-------- Dataset

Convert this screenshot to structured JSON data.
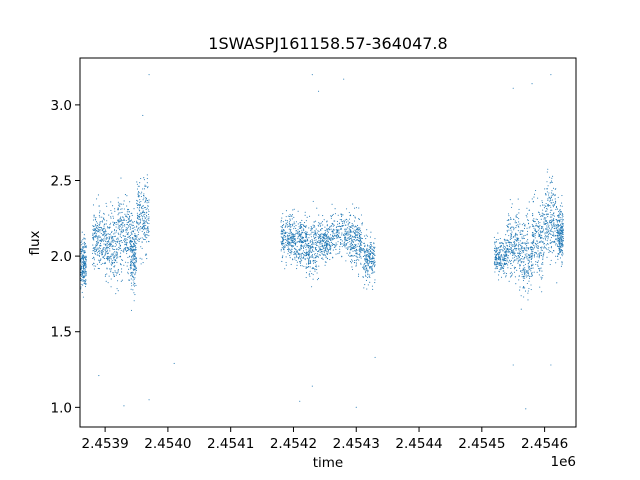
{
  "chart_data": {
    "type": "scatter",
    "title": "1SWASPJ161158.57-364047.8",
    "xlabel": "time",
    "ylabel": "flux",
    "x_offset_label": "1e6",
    "xlim": [
      2.45386,
      2.45465
    ],
    "ylim": [
      0.87,
      3.31
    ],
    "x_ticks": [
      2.4539,
      2.454,
      2.4541,
      2.4542,
      2.4543,
      2.4544,
      2.4545,
      2.4546
    ],
    "x_tick_labels": [
      "2.4539",
      "2.4540",
      "2.4541",
      "2.4542",
      "2.4543",
      "2.4544",
      "2.4545",
      "2.4546"
    ],
    "y_ticks": [
      1.0,
      1.5,
      2.0,
      2.5,
      3.0
    ],
    "y_tick_labels": [
      "1.0",
      "1.5",
      "2.0",
      "2.5",
      "3.0"
    ],
    "grid": false,
    "marker_color": "#1f77b4",
    "series": [
      {
        "clusters": [
          {
            "x": [
              2.45386,
              2.45387
            ],
            "y_center": 1.95,
            "y_spread": 0.35
          },
          {
            "x": [
              2.45388,
              2.4539
            ],
            "y_center": 2.12,
            "y_spread": 0.45
          },
          {
            "x": [
              2.4539,
              2.45392
            ],
            "y_center": 2.05,
            "y_spread": 0.5
          },
          {
            "x": [
              2.45392,
              2.45394
            ],
            "y_center": 2.15,
            "y_spread": 0.55
          },
          {
            "x": [
              2.45394,
              2.45395
            ],
            "y_center": 2.02,
            "y_spread": 0.45
          },
          {
            "x": [
              2.45395,
              2.45397
            ],
            "y_center": 2.25,
            "y_spread": 0.5
          },
          {
            "x": [
              2.45418,
              2.4542
            ],
            "y_center": 2.12,
            "y_spread": 0.3
          },
          {
            "x": [
              2.4542,
              2.45422
            ],
            "y_center": 2.1,
            "y_spread": 0.32
          },
          {
            "x": [
              2.45422,
              2.45424
            ],
            "y_center": 2.05,
            "y_spread": 0.4
          },
          {
            "x": [
              2.45424,
              2.45426
            ],
            "y_center": 2.1,
            "y_spread": 0.3
          },
          {
            "x": [
              2.45426,
              2.45429
            ],
            "y_center": 2.15,
            "y_spread": 0.3
          },
          {
            "x": [
              2.45429,
              2.45431
            ],
            "y_center": 2.1,
            "y_spread": 0.35
          },
          {
            "x": [
              2.45431,
              2.45433
            ],
            "y_center": 1.98,
            "y_spread": 0.3
          },
          {
            "x": [
              2.45452,
              2.45454
            ],
            "y_center": 2.0,
            "y_spread": 0.25
          },
          {
            "x": [
              2.45454,
              2.45456
            ],
            "y_center": 2.08,
            "y_spread": 0.45
          },
          {
            "x": [
              2.45456,
              2.45458
            ],
            "y_center": 2.0,
            "y_spread": 0.55
          },
          {
            "x": [
              2.45458,
              2.4546
            ],
            "y_center": 2.12,
            "y_spread": 0.55
          },
          {
            "x": [
              2.4546,
              2.45462
            ],
            "y_center": 2.25,
            "y_spread": 0.55
          },
          {
            "x": [
              2.45462,
              2.45463
            ],
            "y_center": 2.15,
            "y_spread": 0.35
          }
        ],
        "outliers": [
          {
            "x": 2.45393,
            "y": 1.01
          },
          {
            "x": 2.45397,
            "y": 1.05
          },
          {
            "x": 2.45389,
            "y": 1.21
          },
          {
            "x": 2.45401,
            "y": 1.29
          },
          {
            "x": 2.45397,
            "y": 3.2
          },
          {
            "x": 2.45396,
            "y": 2.93
          },
          {
            "x": 2.45421,
            "y": 1.04
          },
          {
            "x": 2.45423,
            "y": 1.14
          },
          {
            "x": 2.4543,
            "y": 1.0
          },
          {
            "x": 2.45433,
            "y": 1.33
          },
          {
            "x": 2.45423,
            "y": 3.2
          },
          {
            "x": 2.45424,
            "y": 3.09
          },
          {
            "x": 2.45428,
            "y": 3.17
          },
          {
            "x": 2.45457,
            "y": 0.99
          },
          {
            "x": 2.45455,
            "y": 1.28
          },
          {
            "x": 2.45461,
            "y": 1.28
          },
          {
            "x": 2.45458,
            "y": 3.14
          },
          {
            "x": 2.45461,
            "y": 3.2
          },
          {
            "x": 2.45455,
            "y": 3.11
          }
        ]
      }
    ]
  }
}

----------------

Required work: Repeat the listing in full and exactly. Leave any pictures out.

The solution:
Convert this screenshot to structured JSON data.
{
  "chart_data": {
    "type": "scatter",
    "title": "1SWASPJ161158.57-364047.8",
    "xlabel": "time",
    "ylabel": "flux",
    "x_offset_label": "1e6",
    "xlim": [
      2.45386,
      2.45465
    ],
    "ylim": [
      0.87,
      3.31
    ],
    "x_ticks": [
      2.4539,
      2.454,
      2.4541,
      2.4542,
      2.4543,
      2.4544,
      2.4545,
      2.4546
    ],
    "x_tick_labels": [
      "2.4539",
      "2.4540",
      "2.4541",
      "2.4542",
      "2.4543",
      "2.4544",
      "2.4545",
      "2.4546"
    ],
    "y_ticks": [
      1.0,
      1.5,
      2.0,
      2.5,
      3.0
    ],
    "y_tick_labels": [
      "1.0",
      "1.5",
      "2.0",
      "2.5",
      "3.0"
    ],
    "grid": false,
    "marker_color": "#1f77b4",
    "series": [
      {
        "clusters": [
          {
            "x": [
              2.45386,
              2.45387
            ],
            "y_center": 1.95,
            "y_spread": 0.35
          },
          {
            "x": [
              2.45388,
              2.4539
            ],
            "y_center": 2.12,
            "y_spread": 0.45
          },
          {
            "x": [
              2.4539,
              2.45392
            ],
            "y_center": 2.05,
            "y_spread": 0.5
          },
          {
            "x": [
              2.45392,
              2.45394
            ],
            "y_center": 2.15,
            "y_spread": 0.55
          },
          {
            "x": [
              2.45394,
              2.45395
            ],
            "y_center": 2.02,
            "y_spread": 0.45
          },
          {
            "x": [
              2.45395,
              2.45397
            ],
            "y_center": 2.25,
            "y_spread": 0.5
          },
          {
            "x": [
              2.45418,
              2.4542
            ],
            "y_center": 2.12,
            "y_spread": 0.3
          },
          {
            "x": [
              2.4542,
              2.45422
            ],
            "y_center": 2.1,
            "y_spread": 0.32
          },
          {
            "x": [
              2.45422,
              2.45424
            ],
            "y_center": 2.05,
            "y_spread": 0.4
          },
          {
            "x": [
              2.45424,
              2.45426
            ],
            "y_center": 2.1,
            "y_spread": 0.3
          },
          {
            "x": [
              2.45426,
              2.45429
            ],
            "y_center": 2.15,
            "y_spread": 0.3
          },
          {
            "x": [
              2.45429,
              2.45431
            ],
            "y_center": 2.1,
            "y_spread": 0.35
          },
          {
            "x": [
              2.45431,
              2.45433
            ],
            "y_center": 1.98,
            "y_spread": 0.3
          },
          {
            "x": [
              2.45452,
              2.45454
            ],
            "y_center": 2.0,
            "y_spread": 0.25
          },
          {
            "x": [
              2.45454,
              2.45456
            ],
            "y_center": 2.08,
            "y_spread": 0.45
          },
          {
            "x": [
              2.45456,
              2.45458
            ],
            "y_center": 2.0,
            "y_spread": 0.55
          },
          {
            "x": [
              2.45458,
              2.4546
            ],
            "y_center": 2.12,
            "y_spread": 0.55
          },
          {
            "x": [
              2.4546,
              2.45462
            ],
            "y_center": 2.25,
            "y_spread": 0.55
          },
          {
            "x": [
              2.45462,
              2.45463
            ],
            "y_center": 2.15,
            "y_spread": 0.35
          }
        ],
        "outliers": [
          {
            "x": 2.45393,
            "y": 1.01
          },
          {
            "x": 2.45397,
            "y": 1.05
          },
          {
            "x": 2.45389,
            "y": 1.21
          },
          {
            "x": 2.45401,
            "y": 1.29
          },
          {
            "x": 2.45397,
            "y": 3.2
          },
          {
            "x": 2.45396,
            "y": 2.93
          },
          {
            "x": 2.45421,
            "y": 1.04
          },
          {
            "x": 2.45423,
            "y": 1.14
          },
          {
            "x": 2.4543,
            "y": 1.0
          },
          {
            "x": 2.45433,
            "y": 1.33
          },
          {
            "x": 2.45423,
            "y": 3.2
          },
          {
            "x": 2.45424,
            "y": 3.09
          },
          {
            "x": 2.45428,
            "y": 3.17
          },
          {
            "x": 2.45457,
            "y": 0.99
          },
          {
            "x": 2.45455,
            "y": 1.28
          },
          {
            "x": 2.45461,
            "y": 1.28
          },
          {
            "x": 2.45458,
            "y": 3.14
          },
          {
            "x": 2.45461,
            "y": 3.2
          },
          {
            "x": 2.45455,
            "y": 3.11
          }
        ]
      }
    ]
  }
}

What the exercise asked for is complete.